Problem:
Please set out the material as a JSON list of strings, one string per line and with blank lines omitted, beginning at its first line and stopping after the line that contains "- quote-line: leurs".

Record set:
========

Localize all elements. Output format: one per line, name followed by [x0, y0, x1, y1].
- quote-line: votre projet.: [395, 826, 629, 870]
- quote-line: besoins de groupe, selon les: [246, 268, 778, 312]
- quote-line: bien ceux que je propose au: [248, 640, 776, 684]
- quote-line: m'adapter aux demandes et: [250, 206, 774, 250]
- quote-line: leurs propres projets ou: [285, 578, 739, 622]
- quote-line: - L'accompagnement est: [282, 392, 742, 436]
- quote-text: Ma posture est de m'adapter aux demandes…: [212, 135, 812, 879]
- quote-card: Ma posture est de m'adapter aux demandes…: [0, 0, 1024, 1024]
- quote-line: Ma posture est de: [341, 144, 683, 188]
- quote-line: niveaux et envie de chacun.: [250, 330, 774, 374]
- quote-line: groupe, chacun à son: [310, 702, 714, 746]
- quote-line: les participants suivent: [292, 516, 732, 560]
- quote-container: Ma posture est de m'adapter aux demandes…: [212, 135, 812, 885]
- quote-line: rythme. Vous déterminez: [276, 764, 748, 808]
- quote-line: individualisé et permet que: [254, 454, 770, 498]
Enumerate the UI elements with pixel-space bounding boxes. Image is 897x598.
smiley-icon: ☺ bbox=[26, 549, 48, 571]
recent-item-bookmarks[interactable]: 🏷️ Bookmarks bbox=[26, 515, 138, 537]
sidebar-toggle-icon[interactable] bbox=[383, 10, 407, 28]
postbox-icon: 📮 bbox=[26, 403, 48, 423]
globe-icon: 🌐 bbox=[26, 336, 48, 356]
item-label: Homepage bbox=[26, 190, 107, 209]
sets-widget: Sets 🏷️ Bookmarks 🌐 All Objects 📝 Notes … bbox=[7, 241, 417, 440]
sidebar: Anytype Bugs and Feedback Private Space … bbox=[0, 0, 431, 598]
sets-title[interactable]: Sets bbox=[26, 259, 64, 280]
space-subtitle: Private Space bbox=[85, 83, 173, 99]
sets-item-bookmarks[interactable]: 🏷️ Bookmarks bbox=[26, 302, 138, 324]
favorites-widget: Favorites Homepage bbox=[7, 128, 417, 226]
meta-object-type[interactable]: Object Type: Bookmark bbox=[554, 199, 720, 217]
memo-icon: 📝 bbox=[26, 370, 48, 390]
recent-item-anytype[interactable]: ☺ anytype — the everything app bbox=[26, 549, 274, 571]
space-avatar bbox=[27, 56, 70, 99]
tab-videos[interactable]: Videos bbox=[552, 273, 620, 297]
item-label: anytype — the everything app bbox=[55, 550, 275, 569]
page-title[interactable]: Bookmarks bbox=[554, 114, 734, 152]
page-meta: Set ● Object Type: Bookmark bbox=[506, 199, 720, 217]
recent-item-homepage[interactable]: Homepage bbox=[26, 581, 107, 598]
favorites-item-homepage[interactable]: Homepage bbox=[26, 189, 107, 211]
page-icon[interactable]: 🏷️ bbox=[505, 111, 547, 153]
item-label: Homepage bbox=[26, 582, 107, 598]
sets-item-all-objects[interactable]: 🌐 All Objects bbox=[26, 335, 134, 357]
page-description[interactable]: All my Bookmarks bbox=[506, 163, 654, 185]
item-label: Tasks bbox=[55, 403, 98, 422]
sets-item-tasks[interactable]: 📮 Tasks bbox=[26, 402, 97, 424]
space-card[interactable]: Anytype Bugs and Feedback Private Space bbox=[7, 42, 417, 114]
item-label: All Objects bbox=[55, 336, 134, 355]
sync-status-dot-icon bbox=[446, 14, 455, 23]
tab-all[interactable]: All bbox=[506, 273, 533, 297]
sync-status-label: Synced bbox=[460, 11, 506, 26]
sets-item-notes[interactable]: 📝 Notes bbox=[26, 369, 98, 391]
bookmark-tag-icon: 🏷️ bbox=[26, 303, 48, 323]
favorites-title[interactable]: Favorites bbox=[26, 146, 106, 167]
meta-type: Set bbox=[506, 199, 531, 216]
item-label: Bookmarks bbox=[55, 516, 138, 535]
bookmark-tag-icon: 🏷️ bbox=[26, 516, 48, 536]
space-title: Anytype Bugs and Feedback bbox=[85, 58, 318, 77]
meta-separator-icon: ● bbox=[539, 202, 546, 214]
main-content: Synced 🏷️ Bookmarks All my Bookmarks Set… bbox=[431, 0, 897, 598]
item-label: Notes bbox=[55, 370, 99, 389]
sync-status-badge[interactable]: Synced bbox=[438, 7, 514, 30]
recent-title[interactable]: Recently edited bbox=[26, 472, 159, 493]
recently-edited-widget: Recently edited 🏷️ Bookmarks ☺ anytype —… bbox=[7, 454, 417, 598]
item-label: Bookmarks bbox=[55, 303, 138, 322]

========

Result for this exercise:
[
  "Localize all elements. Output format: one per line, name followed by [x0, y0, x1, y1].",
  "- quote-line: votre projet.: [395, 826, 629, 870]",
  "- quote-line: besoins de groupe, selon les: [246, 268, 778, 312]",
  "- quote-line: bien ceux que je propose au: [248, 640, 776, 684]",
  "- quote-line: m'adapter aux demandes et: [250, 206, 774, 250]",
  "- quote-line: leurs propres projets ou: [285, 578, 739, 622]"
]